## ENTRIES
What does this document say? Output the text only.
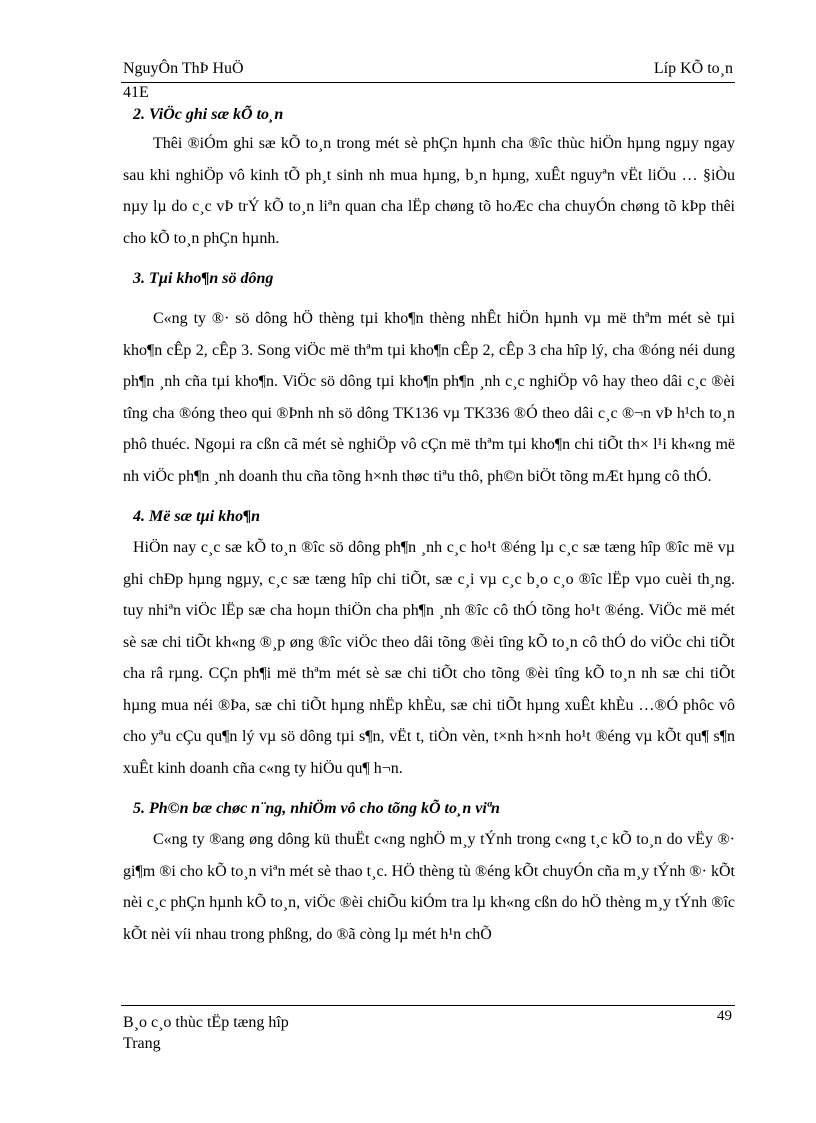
NguyÔn ThÞ HuÖ	Líp KÕ to¸n
41E
2. ViÖc ghi sæ kÕ to¸n

Thêi ®iÓm ghi sæ kÕ to¸n trong mét sè phÇn hµnh cha ®îc thùc hiÖn hµng ngµy ngay sau khi nghiÖp vô kinh tÕ ph¸t sinh nh mua hµng, b¸n hµng, xuÊt nguyªn vËt liÖu … §iÒu nµy lµ do c¸c vÞ trÝ kÕ to¸n liªn quan cha lËp chøng tõ hoÆc cha chuyÓn chøng tõ kÞp thêi cho kÕ to¸n phÇn hµnh.

3. Tµi kho¶n sö dông

C«ng ty ®· sö dông hÖ thèng tµi kho¶n thèng nhÊt hiÖn hµnh vµ më thªm mét sè tµi kho¶n cÊp 2, cÊp 3. Song viÖc më thªm tµi kho¶n cÊp 2, cÊp 3 cha hîp lý, cha ®óng néi dung ph¶n ¸nh cña tµi kho¶n. ViÖc sö dông tµi kho¶n ph¶n ¸nh c¸c nghiÖp vô hay theo dâi c¸c ®èi tîng cha ®óng theo qui ®Þnh nh sö dông TK136 vµ TK336 ®Ó theo dâi c¸c ®¬n vÞ h¹ch to¸n phô thuéc. Ngoµi ra cßn cã mét sè nghiÖp vô cÇn më thªm tµi kho¶n chi tiÕt th× l¹i kh«ng më nh viÖc ph¶n ¸nh doanh thu cña tõng h×nh thøc tiªu thô, ph©n biÖt tõng mÆt hµng cô thÓ.

4. Më sæ tµi kho¶n

HiÖn nay c¸c sæ kÕ to¸n ®îc sö dông ph¶n ¸nh c¸c ho¹t ®éng lµ c¸c sæ tæng hîp ®îc më vµ ghi chÐp hµng ngµy, c¸c sæ tæng hîp chi tiÕt, sæ c¸i vµ c¸c b¸o c¸o ®îc lËp vµo cuèi th¸ng. tuy nhiªn viÖc lËp sæ cha hoµn thiÖn cha ph¶n ¸nh ®îc cô thÓ tõng ho¹t ®éng. ViÖc më mét sè sæ chi tiÕt kh«ng ®¸p øng ®îc viÖc theo dâi tõng ®èi tîng kÕ to¸n cô thÓ do viÖc chi tiÕt cha râ rµng. CÇn ph¶i më thªm mét sè sæ chi tiÕt cho tõng ®èi tîng kÕ to¸n nh sæ chi tiÕt hµng mua néi ®Þa, sæ chi tiÕt hµng nhËp khÈu, sæ chi tiÕt hµng xuÊt khÈu …®Ó phôc vô cho yªu cÇu qu¶n lý vµ sö dông tµi s¶n, vËt t, tiÒn vèn, t×nh h×nh ho¹t ®éng vµ kÕt qu¶ s¶n xuÊt kinh doanh cña c«ng ty hiÖu qu¶ h¬n.

5. Ph©n bæ chøc n¨ng, nhiÖm vô cho tõng kÕ to¸n viªn

C«ng ty ®ang øng dông kü thuËt c«ng nghÖ m¸y tÝnh trong c«ng t¸c kÕ to¸n do vËy ®· gi¶m ®i cho kÕ to¸n viªn mét sè thao t¸c. HÖ thèng tù ®éng kÕt chuyÓn cña m¸y tÝnh ®· kÕt nèi c¸c phÇn hµnh kÕ to¸n, viÖc ®èi chiÕu kiÓm tra lµ kh«ng cßn do hÖ thèng m¸y tÝnh ®îc kÕt nèi víi nhau trong phßng, do ®ã còng lµ mét h¹n chÕ

B¸o c¸o thùc tËp tæng hîp
Trang
49
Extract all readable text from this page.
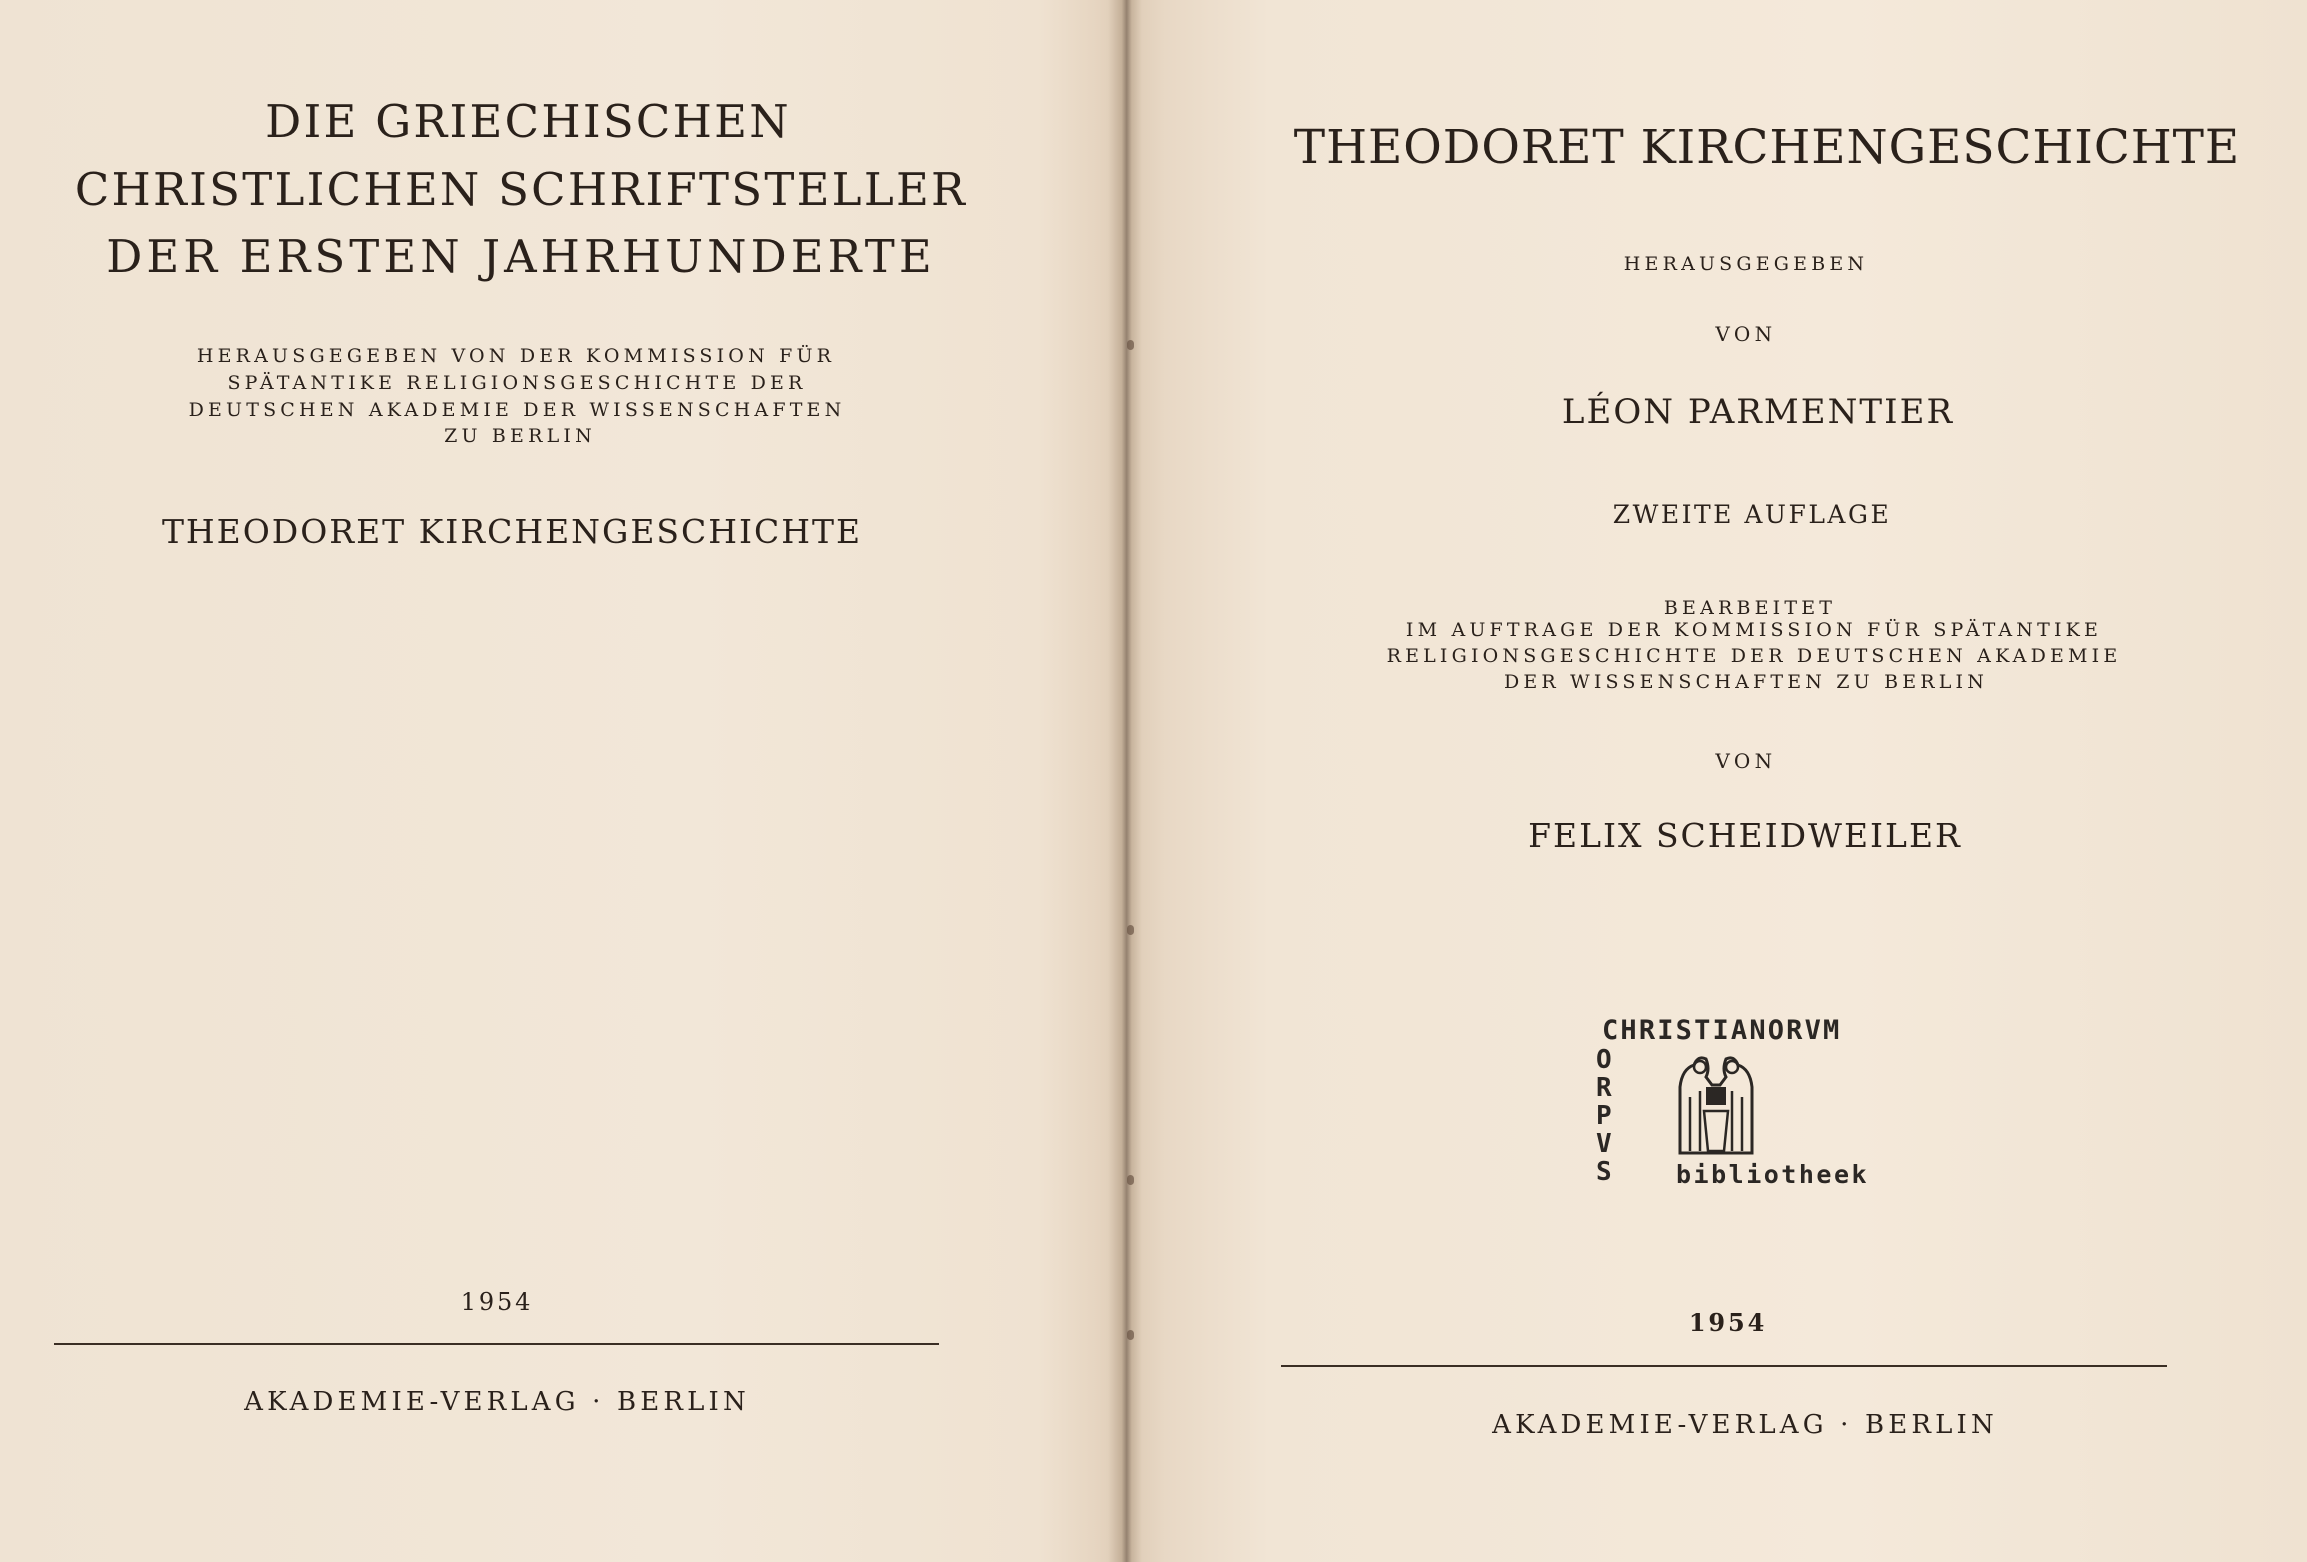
DIE GRIECHISCHEN
CHRISTLICHEN SCHRIFTSTELLER
DER ERSTEN JAHRHUNDERTE
HERAUSGEGEBEN VON DER KOMMISSION FÜR
SPÄTANTIKE RELIGIONSGESCHICHTE DER
DEUTSCHEN AKADEMIE DER WISSENSCHAFTEN
ZU BERLIN
THEODORET KIRCHENGESCHICHTE
1954
AKADEMIE-VERLAG · BERLIN
THEODORET KIRCHENGESCHICHTE
HERAUSGEGEBEN
VON
LÉON PARMENTIER
ZWEITE AUFLAGE
BEARBEITET
IM AUFTRAGE DER KOMMISSION FÜR SPÄTANTIKE
RELIGIONSGESCHICHTE DER DEUTSCHEN AKADEMIE
DER WISSENSCHAFTEN ZU BERLIN
VON
FELIX SCHEIDWEILER
1954
AKADEMIE-VERLAG · BERLIN
CHRISTIANORVM
O
R
P
V
S	bibliotheek
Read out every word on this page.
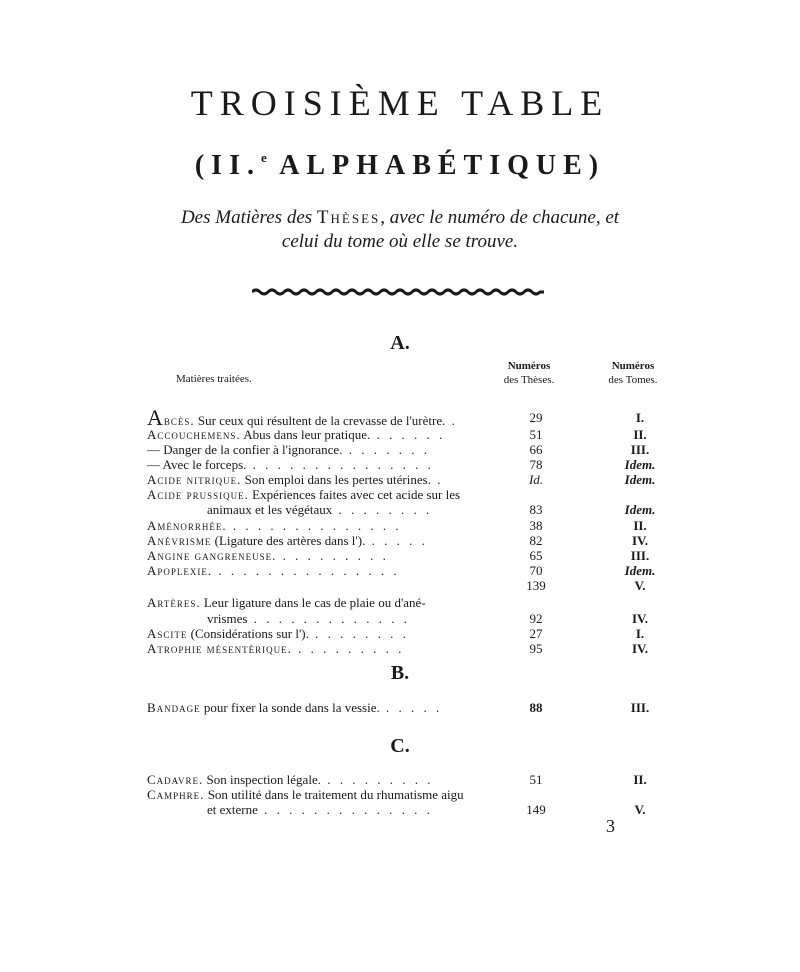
TROISIÈME TABLE
(II.$^e$ ALPHABÉTIQUE)
Des Matières des Thèses, avec le numéro de chacune, et
celui du tome où elle se trouve.
A.
Matières traitées.
Numéros
des Thèses.
Numéros
des Tomes.
Abcès. Sur ceux qui résultent de la crevasse de l'urètre. .	29	I.
Accouchemens. Abus dans leur pratique. . . . . . .	51	II.
— Danger de la confier à l'ignorance. . . . . . . .	66	III.
— Avec le forceps. . . . . . . . . . . . . . . .	78	Idem.
Acide nitrique. Son emploi dans les pertes utérines. .	Id.	Idem.
Acide prussique. Expériences faites avec cet acide sur les
animaux et les végétaux . . . . . . . .	83	Idem.
Aménorrhée. . . . . . . . . . . . . . .	38	II.
Anévrisme (Ligature des artères dans l'). . . . . .	82	IV.
Angine gangreneuse. . . . . . . . . .	65	III.
Apoplexie. . . . . . . . . . . . . . . .	70	Idem.
139	V.
Artères. Leur ligature dans le cas de plaie ou d'ané-
vrismes . . . . . . . . . . . . .	92	IV.
Ascite (Considérations sur l'). . . . . . . . .	27	I.
Atrophie mésentérique. . . . . . . . . .	95	IV.
B.
Bandage pour fixer la sonde dans la vessie. . . . . .	88	III.
C.
Cadavre. Son inspection légale. . . . . . . . . .	51	II.
Camphre. Son utilité dans le traitement du rhumatisme aigu
et externe . . . . . . . . . . . . . .	149	V.
3
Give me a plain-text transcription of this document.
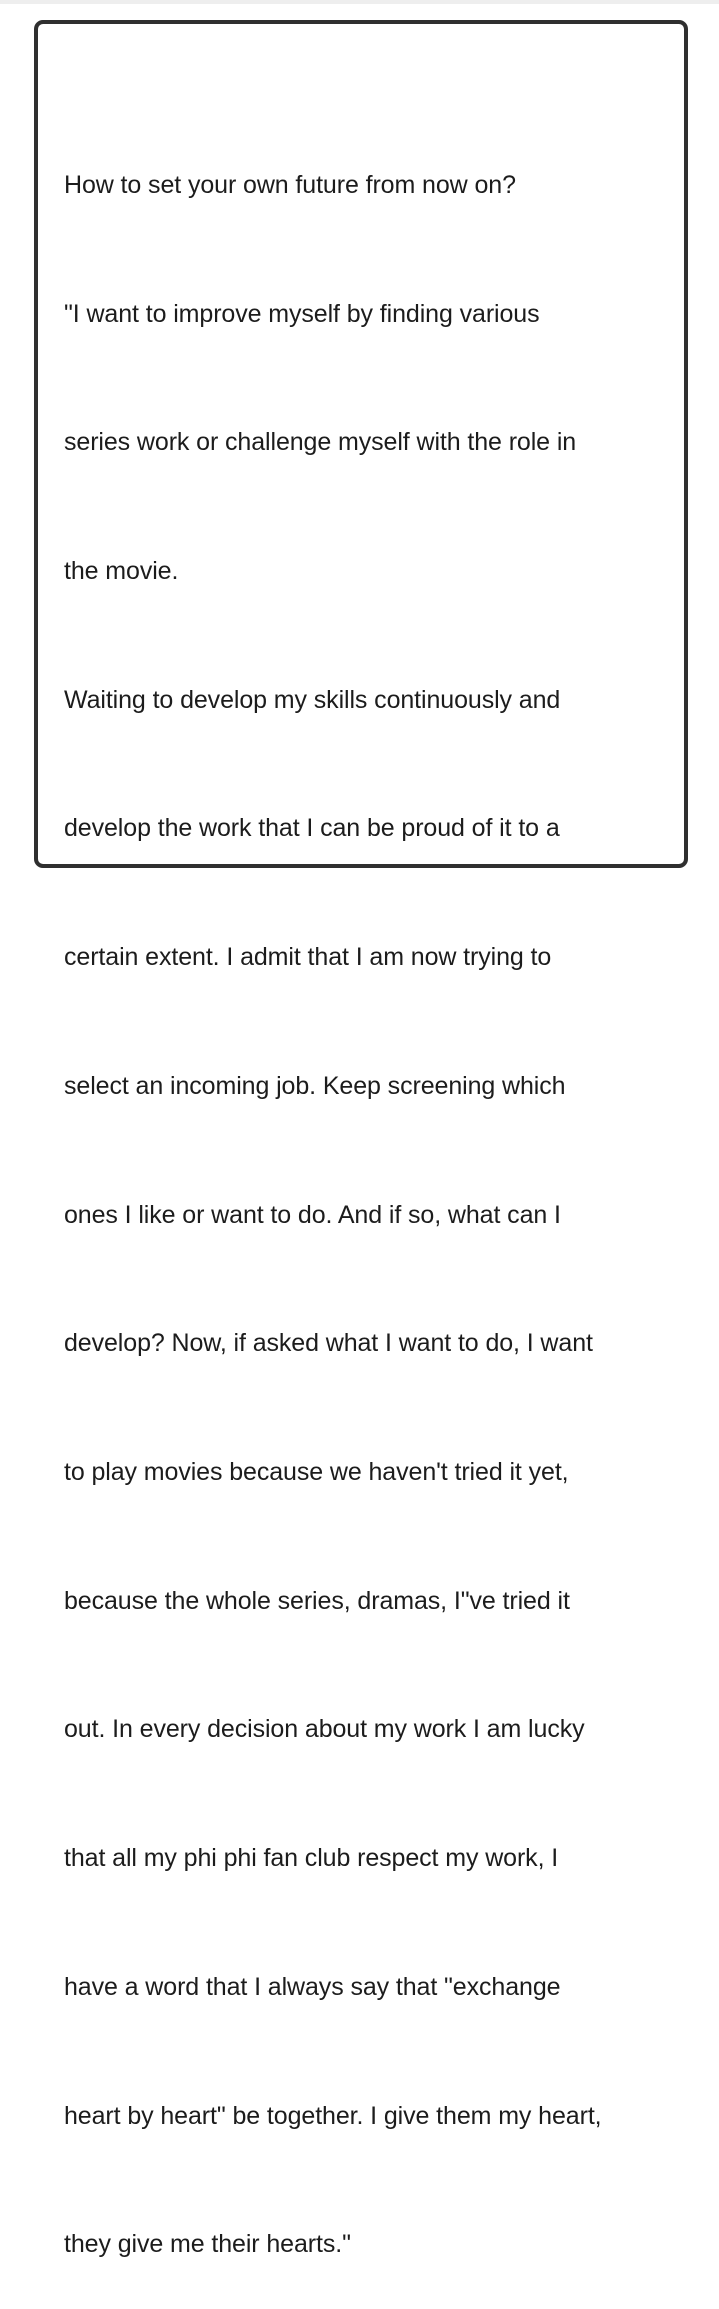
How to set your own future from now on?

"I want to improve myself by finding various

series work or challenge myself with the role in

the movie.

Waiting to develop my skills continuously and

develop the work that I can be proud of it to a

certain extent. I admit that I am now trying to

select an incoming job. Keep screening which

ones I like or want to do. And if so, what can I

develop? Now, if asked what I want to do, I want

to play movies because we haven't tried it yet,

because the whole series, dramas, I"ve tried it

out. In every decision about my work I am lucky

that all my phi phi fan club respect my work, I

have a word that I always say that "exchange

heart by heart" be together. I give them my heart,

they give me their hearts."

## WHAT TO WORK ON
The lines to be quoted run from the line containing "Give me a plain-text" through the end of the entries above, both included; quote them exactly and leave out any pictures.

## SOLVED PROBLEM
Give me a plain-text transcription of this document.
How to set your own future from now on?

"I want to improve myself by finding various

series work or challenge myself with the role in

the movie.

Waiting to develop my skills continuously and

develop the work that I can be proud of it to a

certain extent. I admit that I am now trying to

select an incoming job. Keep screening which

ones I like or want to do. And if so, what can I

develop? Now, if asked what I want to do, I want

to play movies because we haven't tried it yet,

because the whole series, dramas, I"ve tried it

out. In every decision about my work I am lucky

that all my phi phi fan club respect my work, I

have a word that I always say that "exchange

heart by heart" be together. I give them my heart,

they give me their hearts."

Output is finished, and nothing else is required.